-------- ITEMS --------

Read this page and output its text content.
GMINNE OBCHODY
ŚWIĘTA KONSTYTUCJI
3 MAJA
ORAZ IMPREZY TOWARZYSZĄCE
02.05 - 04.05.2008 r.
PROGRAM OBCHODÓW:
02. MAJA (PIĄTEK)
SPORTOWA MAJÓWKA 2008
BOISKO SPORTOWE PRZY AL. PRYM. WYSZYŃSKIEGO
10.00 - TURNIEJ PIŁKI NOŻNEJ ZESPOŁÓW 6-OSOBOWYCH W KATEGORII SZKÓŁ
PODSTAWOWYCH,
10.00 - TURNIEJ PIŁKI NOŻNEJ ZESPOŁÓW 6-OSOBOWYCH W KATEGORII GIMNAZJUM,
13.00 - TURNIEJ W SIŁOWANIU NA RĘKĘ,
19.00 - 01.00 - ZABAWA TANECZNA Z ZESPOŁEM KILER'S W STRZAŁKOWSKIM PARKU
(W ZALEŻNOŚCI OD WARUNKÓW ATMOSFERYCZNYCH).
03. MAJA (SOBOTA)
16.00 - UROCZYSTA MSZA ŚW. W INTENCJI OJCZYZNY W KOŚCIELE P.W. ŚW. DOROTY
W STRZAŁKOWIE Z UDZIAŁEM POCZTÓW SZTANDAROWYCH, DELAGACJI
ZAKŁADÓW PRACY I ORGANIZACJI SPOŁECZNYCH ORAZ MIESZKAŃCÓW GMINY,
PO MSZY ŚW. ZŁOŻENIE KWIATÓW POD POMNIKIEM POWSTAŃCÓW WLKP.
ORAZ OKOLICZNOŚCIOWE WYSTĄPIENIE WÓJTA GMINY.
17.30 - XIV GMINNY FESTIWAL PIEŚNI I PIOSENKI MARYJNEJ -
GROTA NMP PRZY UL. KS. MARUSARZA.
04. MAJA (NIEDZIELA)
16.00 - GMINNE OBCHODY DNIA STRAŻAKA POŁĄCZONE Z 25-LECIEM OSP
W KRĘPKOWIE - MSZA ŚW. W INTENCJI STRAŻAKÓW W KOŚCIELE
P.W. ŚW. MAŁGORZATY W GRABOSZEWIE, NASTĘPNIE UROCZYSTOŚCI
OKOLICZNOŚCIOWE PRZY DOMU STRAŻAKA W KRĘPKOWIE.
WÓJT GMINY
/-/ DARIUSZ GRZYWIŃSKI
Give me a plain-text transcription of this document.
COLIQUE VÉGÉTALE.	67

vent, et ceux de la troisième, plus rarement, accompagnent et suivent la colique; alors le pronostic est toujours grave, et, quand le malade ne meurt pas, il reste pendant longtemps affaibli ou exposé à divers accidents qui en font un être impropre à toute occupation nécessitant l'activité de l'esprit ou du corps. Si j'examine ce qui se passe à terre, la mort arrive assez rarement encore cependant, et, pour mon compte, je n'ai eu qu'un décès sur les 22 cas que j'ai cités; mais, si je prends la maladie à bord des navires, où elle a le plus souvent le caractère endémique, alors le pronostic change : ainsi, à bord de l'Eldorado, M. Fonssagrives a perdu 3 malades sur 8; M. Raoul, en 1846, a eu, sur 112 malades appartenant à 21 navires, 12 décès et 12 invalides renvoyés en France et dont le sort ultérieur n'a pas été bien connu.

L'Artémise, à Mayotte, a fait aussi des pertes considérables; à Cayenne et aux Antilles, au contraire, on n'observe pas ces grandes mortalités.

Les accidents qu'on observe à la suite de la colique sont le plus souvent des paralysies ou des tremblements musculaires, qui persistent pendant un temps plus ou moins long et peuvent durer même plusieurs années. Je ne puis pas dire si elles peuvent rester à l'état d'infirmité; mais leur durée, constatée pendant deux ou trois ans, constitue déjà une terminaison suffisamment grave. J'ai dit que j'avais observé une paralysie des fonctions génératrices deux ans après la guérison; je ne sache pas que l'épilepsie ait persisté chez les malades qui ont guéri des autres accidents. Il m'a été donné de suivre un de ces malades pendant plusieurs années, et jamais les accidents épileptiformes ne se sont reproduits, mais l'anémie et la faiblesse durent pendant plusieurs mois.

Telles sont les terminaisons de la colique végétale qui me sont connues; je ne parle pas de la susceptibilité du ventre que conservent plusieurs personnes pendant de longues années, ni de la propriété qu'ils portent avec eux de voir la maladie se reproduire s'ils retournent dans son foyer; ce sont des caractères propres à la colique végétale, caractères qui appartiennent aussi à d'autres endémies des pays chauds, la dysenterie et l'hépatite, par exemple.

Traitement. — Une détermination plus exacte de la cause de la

--------

TASK:
Repeat all of the records above exactly as written.

WRITTEN ANSWER:
Read this page and output its text content.
GMINNE OBCHODY
ŚWIĘTA KONSTYTUCJI
3 MAJA
ORAZ IMPREZY TOWARZYSZĄCE
02.05 - 04.05.2008 r.
PROGRAM OBCHODÓW:
02. MAJA (PIĄTEK)
SPORTOWA MAJÓWKA 2008
BOISKO SPORTOWE PRZY AL. PRYM. WYSZYŃSKIEGO
10.00 - TURNIEJ PIŁKI NOŻNEJ ZESPOŁÓW 6-OSOBOWYCH W KATEGORII SZKÓŁ
PODSTAWOWYCH,
10.00 - TURNIEJ PIŁKI NOŻNEJ ZESPOŁÓW 6-OSOBOWYCH W KATEGORII GIMNAZJUM,
13.00 - TURNIEJ W SIŁOWANIU NA RĘKĘ,
19.00 - 01.00 - ZABAWA TANECZNA Z ZESPOŁEM KILER'S W STRZAŁKOWSKIM PARKU
(W ZALEŻNOŚCI OD WARUNKÓW ATMOSFERYCZNYCH).
03. MAJA (SOBOTA)
16.00 - UROCZYSTA MSZA ŚW. W INTENCJI OJCZYZNY W KOŚCIELE P.W. ŚW. DOROTY
W STRZAŁKOWIE Z UDZIAŁEM POCZTÓW SZTANDAROWYCH, DELAGACJI
ZAKŁADÓW PRACY I ORGANIZACJI SPOŁECZNYCH ORAZ MIESZKAŃCÓW GMINY,
PO MSZY ŚW. ZŁOŻENIE KWIATÓW POD POMNIKIEM POWSTAŃCÓW WLKP.
ORAZ OKOLICZNOŚCIOWE WYSTĄPIENIE WÓJTA GMINY.
17.30 - XIV GMINNY FESTIWAL PIEŚNI I PIOSENKI MARYJNEJ -
GROTA NMP PRZY UL. KS. MARUSARZA.
04. MAJA (NIEDZIELA)
16.00 - GMINNE OBCHODY DNIA STRAŻAKA POŁĄCZONE Z 25-LECIEM OSP
W KRĘPKOWIE - MSZA ŚW. W INTENCJI STRAŻAKÓW W KOŚCIELE
P.W. ŚW. MAŁGORZATY W GRABOSZEWIE, NASTĘPNIE UROCZYSTOŚCI
OKOLICZNOŚCIOWE PRZY DOMU STRAŻAKA W KRĘPKOWIE.
WÓJT GMINY
/-/ DARIUSZ GRZYWIŃSKI
Give me a plain-text transcription of this document.
COLIQUE VÉGÉTALE.	67

vent, et ceux de la troisième, plus rarement, accompagnent et suivent la colique; alors le pronostic est toujours grave, et, quand le malade ne meurt pas, il reste pendant longtemps affaibli ou exposé à divers accidents qui en font un être impropre à toute occupation nécessitant l'activité de l'esprit ou du corps. Si j'examine ce qui se passe à terre, la mort arrive assez rarement encore cependant, et, pour mon compte, je n'ai eu qu'un décès sur les 22 cas que j'ai cités; mais, si je prends la maladie à bord des navires, où elle a le plus souvent le caractère endémique, alors le pronostic change : ainsi, à bord de l'Eldorado, M. Fonssagrives a perdu 3 malades sur 8; M. Raoul, en 1846, a eu, sur 112 malades appartenant à 21 navires, 12 décès et 12 invalides renvoyés en France et dont le sort ultérieur n'a pas été bien connu.

L'Artémise, à Mayotte, a fait aussi des pertes considérables; à Cayenne et aux Antilles, au contraire, on n'observe pas ces grandes mortalités.

Les accidents qu'on observe à la suite de la colique sont le plus souvent des paralysies ou des tremblements musculaires, qui persistent pendant un temps plus ou moins long et peuvent durer même plusieurs années. Je ne puis pas dire si elles peuvent rester à l'état d'infirmité; mais leur durée, constatée pendant deux ou trois ans, constitue déjà une terminaison suffisamment grave. J'ai dit que j'avais observé une paralysie des fonctions génératrices deux ans après la guérison; je ne sache pas que l'épilepsie ait persisté chez les malades qui ont guéri des autres accidents. Il m'a été donné de suivre un de ces malades pendant plusieurs années, et jamais les accidents épileptiformes ne se sont reproduits, mais l'anémie et la faiblesse durent pendant plusieurs mois.

Telles sont les terminaisons de la colique végétale qui me sont connues; je ne parle pas de la susceptibilité du ventre que conservent plusieurs personnes pendant de longues années, ni de la propriété qu'ils portent avec eux de voir la maladie se reproduire s'ils retournent dans son foyer; ce sont des caractères propres à la colique végétale, caractères qui appartiennent aussi à d'autres endémies des pays chauds, la dysenterie et l'hépatite, par exemple.

Traitement. — Une détermination plus exacte de la cause de la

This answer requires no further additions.